What you will do | Where a line contains the string "Obvod", copy that line.

┏━━

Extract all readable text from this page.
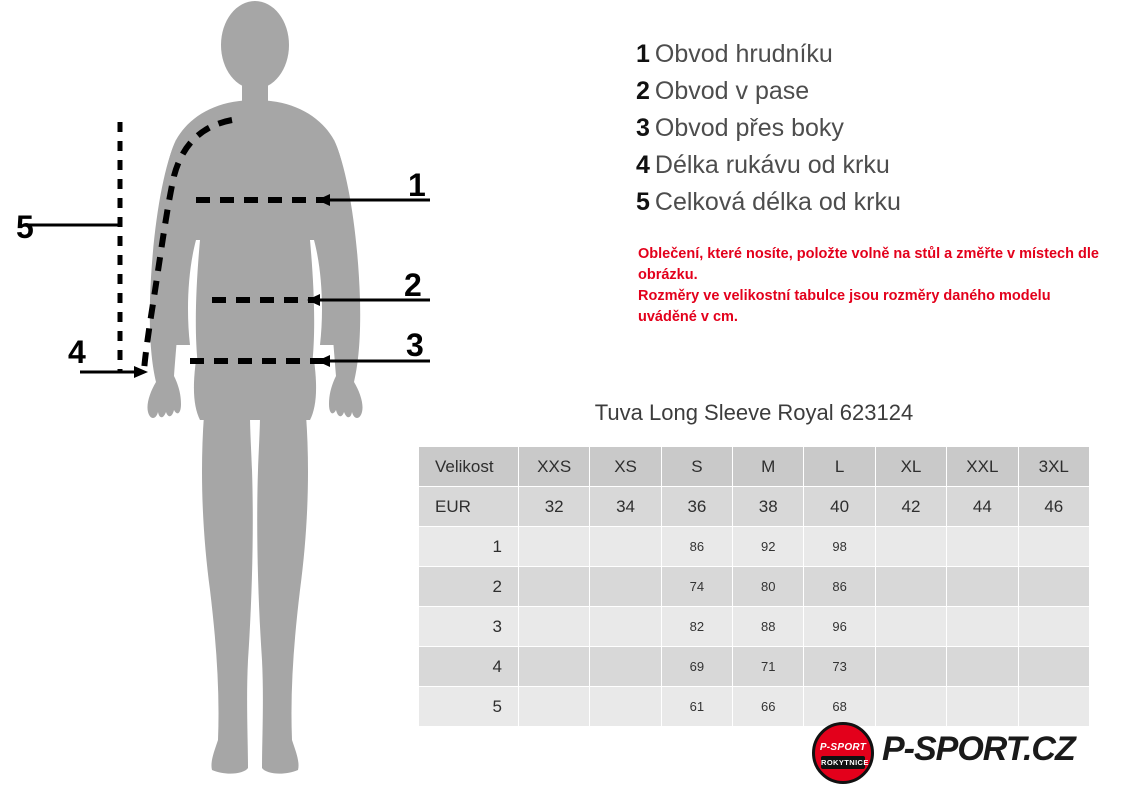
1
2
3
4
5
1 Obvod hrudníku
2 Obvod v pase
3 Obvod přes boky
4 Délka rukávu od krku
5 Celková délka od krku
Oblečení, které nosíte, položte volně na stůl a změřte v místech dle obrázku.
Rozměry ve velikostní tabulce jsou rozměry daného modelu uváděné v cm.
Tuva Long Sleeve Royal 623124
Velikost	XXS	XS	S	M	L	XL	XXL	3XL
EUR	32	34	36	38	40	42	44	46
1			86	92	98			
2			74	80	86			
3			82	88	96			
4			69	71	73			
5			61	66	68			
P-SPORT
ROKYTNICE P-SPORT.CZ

┗━━
┏━━

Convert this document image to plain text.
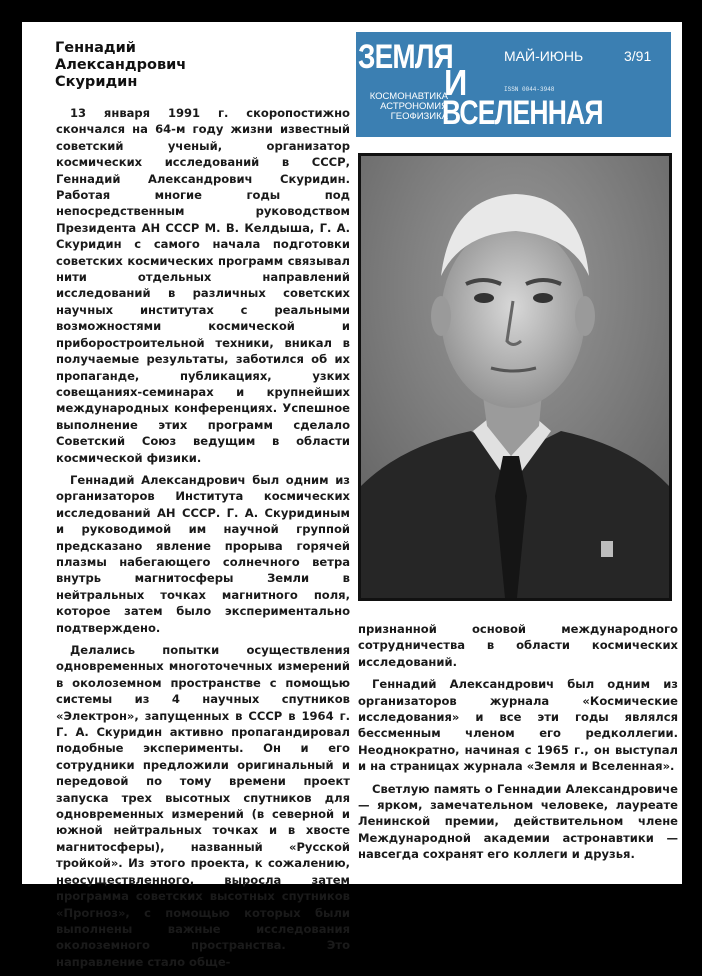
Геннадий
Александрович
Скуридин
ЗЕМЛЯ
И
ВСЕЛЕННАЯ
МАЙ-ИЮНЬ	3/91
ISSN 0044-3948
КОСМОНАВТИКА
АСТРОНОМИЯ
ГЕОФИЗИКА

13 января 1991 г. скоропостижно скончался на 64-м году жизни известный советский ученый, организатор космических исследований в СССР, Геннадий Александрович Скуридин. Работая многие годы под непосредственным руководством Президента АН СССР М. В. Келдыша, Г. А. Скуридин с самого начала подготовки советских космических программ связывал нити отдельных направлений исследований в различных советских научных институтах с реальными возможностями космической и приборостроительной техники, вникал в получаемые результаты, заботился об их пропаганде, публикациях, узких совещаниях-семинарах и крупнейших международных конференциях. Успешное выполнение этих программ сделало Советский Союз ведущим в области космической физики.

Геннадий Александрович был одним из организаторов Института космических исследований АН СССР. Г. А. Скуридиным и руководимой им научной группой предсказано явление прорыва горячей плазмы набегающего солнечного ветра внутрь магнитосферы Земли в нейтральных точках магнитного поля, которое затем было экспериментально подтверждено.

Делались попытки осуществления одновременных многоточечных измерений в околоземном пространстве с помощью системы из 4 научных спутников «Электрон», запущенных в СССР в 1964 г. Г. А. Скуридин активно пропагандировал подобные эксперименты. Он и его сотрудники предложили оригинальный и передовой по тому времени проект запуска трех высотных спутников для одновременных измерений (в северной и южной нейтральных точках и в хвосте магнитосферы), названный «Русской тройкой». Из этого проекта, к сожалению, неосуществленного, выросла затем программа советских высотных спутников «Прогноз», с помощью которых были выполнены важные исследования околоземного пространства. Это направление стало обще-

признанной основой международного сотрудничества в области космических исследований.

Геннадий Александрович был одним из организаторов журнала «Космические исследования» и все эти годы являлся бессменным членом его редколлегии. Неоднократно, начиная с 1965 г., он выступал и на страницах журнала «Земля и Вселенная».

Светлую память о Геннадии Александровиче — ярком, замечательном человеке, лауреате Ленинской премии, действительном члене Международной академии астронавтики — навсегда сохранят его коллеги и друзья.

┗━━
┏━━

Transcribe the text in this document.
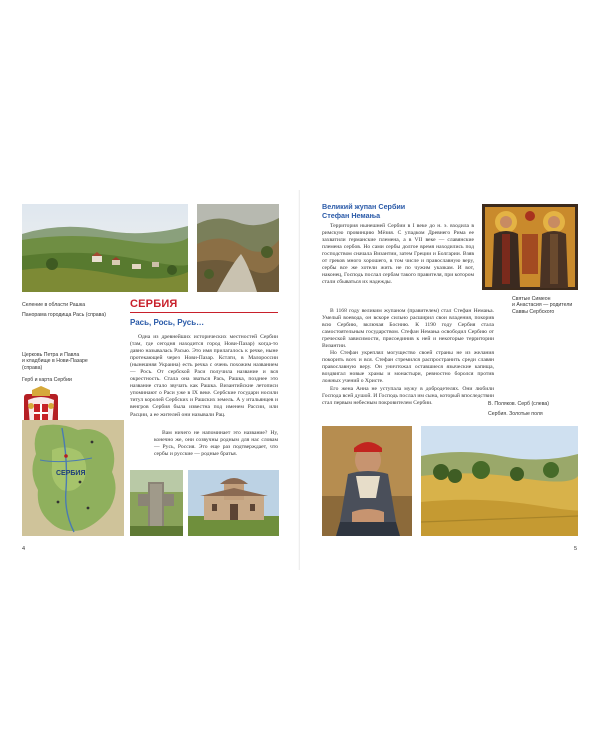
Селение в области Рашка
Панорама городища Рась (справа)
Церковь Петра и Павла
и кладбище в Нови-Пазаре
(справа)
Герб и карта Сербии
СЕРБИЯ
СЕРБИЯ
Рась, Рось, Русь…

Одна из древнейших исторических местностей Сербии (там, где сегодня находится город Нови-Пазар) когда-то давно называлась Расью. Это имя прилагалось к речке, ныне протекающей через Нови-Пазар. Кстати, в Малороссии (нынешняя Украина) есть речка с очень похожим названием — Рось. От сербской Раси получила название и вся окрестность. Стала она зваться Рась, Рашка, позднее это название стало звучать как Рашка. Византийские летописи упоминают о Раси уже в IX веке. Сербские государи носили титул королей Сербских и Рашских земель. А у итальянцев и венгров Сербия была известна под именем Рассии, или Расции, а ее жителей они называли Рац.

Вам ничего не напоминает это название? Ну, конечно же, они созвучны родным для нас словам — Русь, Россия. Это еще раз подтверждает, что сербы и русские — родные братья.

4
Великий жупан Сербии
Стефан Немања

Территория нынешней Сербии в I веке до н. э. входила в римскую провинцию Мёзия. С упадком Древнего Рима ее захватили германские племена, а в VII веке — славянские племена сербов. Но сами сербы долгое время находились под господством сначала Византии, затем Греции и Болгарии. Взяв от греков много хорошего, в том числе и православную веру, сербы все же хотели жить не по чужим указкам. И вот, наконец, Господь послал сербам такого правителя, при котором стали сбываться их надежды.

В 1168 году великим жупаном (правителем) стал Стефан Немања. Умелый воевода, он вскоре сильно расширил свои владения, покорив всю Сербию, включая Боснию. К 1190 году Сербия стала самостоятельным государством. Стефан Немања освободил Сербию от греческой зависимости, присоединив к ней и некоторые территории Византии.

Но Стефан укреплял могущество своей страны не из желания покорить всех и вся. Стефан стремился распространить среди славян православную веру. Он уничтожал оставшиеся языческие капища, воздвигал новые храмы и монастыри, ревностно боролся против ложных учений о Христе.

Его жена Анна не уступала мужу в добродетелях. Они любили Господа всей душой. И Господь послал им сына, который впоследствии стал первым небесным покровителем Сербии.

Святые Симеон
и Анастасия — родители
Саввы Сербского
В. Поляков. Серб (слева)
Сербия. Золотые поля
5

┗━━

Answer for this exercise |
1 Obvod hrudníku
2 Obvod v pase
3 Obvod přes boky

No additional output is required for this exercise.